> _WORK INSTRUCTIONS_
All records are to be retyped faithfully and completely.

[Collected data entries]
· · · ·

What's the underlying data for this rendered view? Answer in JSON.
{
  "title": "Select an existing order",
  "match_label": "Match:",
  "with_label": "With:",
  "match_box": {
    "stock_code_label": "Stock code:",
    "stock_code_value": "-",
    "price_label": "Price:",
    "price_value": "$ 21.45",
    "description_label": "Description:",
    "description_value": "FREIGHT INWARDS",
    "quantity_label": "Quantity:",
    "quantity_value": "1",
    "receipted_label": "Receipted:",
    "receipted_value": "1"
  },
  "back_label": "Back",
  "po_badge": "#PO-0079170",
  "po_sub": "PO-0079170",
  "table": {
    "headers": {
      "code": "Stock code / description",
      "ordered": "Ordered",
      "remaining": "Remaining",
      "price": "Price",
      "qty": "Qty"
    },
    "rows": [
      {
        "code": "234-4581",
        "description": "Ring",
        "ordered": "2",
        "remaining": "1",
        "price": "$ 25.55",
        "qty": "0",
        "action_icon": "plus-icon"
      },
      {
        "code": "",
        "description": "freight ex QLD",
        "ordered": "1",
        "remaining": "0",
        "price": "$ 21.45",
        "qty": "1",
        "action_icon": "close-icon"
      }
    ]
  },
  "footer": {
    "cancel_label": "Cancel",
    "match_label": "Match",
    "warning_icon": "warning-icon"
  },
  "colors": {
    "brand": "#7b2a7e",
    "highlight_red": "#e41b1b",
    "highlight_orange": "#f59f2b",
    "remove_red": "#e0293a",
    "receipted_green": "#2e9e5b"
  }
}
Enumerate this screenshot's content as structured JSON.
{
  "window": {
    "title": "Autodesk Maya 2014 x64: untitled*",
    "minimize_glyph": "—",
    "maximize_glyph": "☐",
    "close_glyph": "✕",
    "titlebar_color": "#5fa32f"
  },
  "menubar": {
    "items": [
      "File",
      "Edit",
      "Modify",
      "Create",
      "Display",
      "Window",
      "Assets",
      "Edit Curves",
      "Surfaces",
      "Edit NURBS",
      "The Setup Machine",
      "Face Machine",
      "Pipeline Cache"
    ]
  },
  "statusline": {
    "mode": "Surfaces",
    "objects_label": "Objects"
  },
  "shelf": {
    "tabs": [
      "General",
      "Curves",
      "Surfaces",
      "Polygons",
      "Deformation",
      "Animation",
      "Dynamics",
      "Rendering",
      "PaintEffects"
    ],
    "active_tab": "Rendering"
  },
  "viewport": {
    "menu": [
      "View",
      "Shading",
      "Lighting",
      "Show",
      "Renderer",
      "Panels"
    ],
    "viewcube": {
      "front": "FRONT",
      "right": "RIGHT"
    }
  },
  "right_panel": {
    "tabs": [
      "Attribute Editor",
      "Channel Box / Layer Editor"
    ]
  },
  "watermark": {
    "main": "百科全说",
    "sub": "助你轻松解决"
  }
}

· · · ·

> _ANSWER TO THIS TASK_
What's the underlying data for this rendered view? Answer in JSON.
{
  "title": "Select an existing order",
  "match_label": "Match:",
  "with_label": "With:",
  "match_box": {
    "stock_code_label": "Stock code:",
    "stock_code_value": "-",
    "price_label": "Price:",
    "price_value": "$ 21.45",
    "description_label": "Description:",
    "description_value": "FREIGHT INWARDS",
    "quantity_label": "Quantity:",
    "quantity_value": "1",
    "receipted_label": "Receipted:",
    "receipted_value": "1"
  },
  "back_label": "Back",
  "po_badge": "#PO-0079170",
  "po_sub": "PO-0079170",
  "table": {
    "headers": {
      "code": "Stock code / description",
      "ordered": "Ordered",
      "remaining": "Remaining",
      "price": "Price",
      "qty": "Qty"
    },
    "rows": [
      {
        "code": "234-4581",
        "description": "Ring",
        "ordered": "2",
        "remaining": "1",
        "price": "$ 25.55",
        "qty": "0",
        "action_icon": "plus-icon"
      },
      {
        "code": "",
        "description": "freight ex QLD",
        "ordered": "1",
        "remaining": "0",
        "price": "$ 21.45",
        "qty": "1",
        "action_icon": "close-icon"
      }
    ]
  },
  "footer": {
    "cancel_label": "Cancel",
    "match_label": "Match",
    "warning_icon": "warning-icon"
  },
  "colors": {
    "brand": "#7b2a7e",
    "highlight_red": "#e41b1b",
    "highlight_orange": "#f59f2b",
    "remove_red": "#e0293a",
    "receipted_green": "#2e9e5b"
  }
}
Enumerate this screenshot's content as structured JSON.
{
  "window": {
    "title": "Autodesk Maya 2014 x64: untitled*",
    "minimize_glyph": "—",
    "maximize_glyph": "☐",
    "close_glyph": "✕",
    "titlebar_color": "#5fa32f"
  },
  "menubar": {
    "items": [
      "File",
      "Edit",
      "Modify",
      "Create",
      "Display",
      "Window",
      "Assets",
      "Edit Curves",
      "Surfaces",
      "Edit NURBS",
      "The Setup Machine",
      "Face Machine",
      "Pipeline Cache"
    ]
  },
  "statusline": {
    "mode": "Surfaces",
    "objects_label": "Objects"
  },
  "shelf": {
    "tabs": [
      "General",
      "Curves",
      "Surfaces",
      "Polygons",
      "Deformation",
      "Animation",
      "Dynamics",
      "Rendering",
      "PaintEffects"
    ],
    "active_tab": "Rendering"
  },
  "viewport": {
    "menu": [
      "View",
      "Shading",
      "Lighting",
      "Show",
      "Renderer",
      "Panels"
    ],
    "viewcube": {
      "front": "FRONT",
      "right": "RIGHT"
    }
  },
  "right_panel": {
    "tabs": [
      "Attribute Editor",
      "Channel Box / Layer Editor"
    ]
  },
  "watermark": {
    "main": "百科全说",
    "sub": "助你轻松解决"
  }
}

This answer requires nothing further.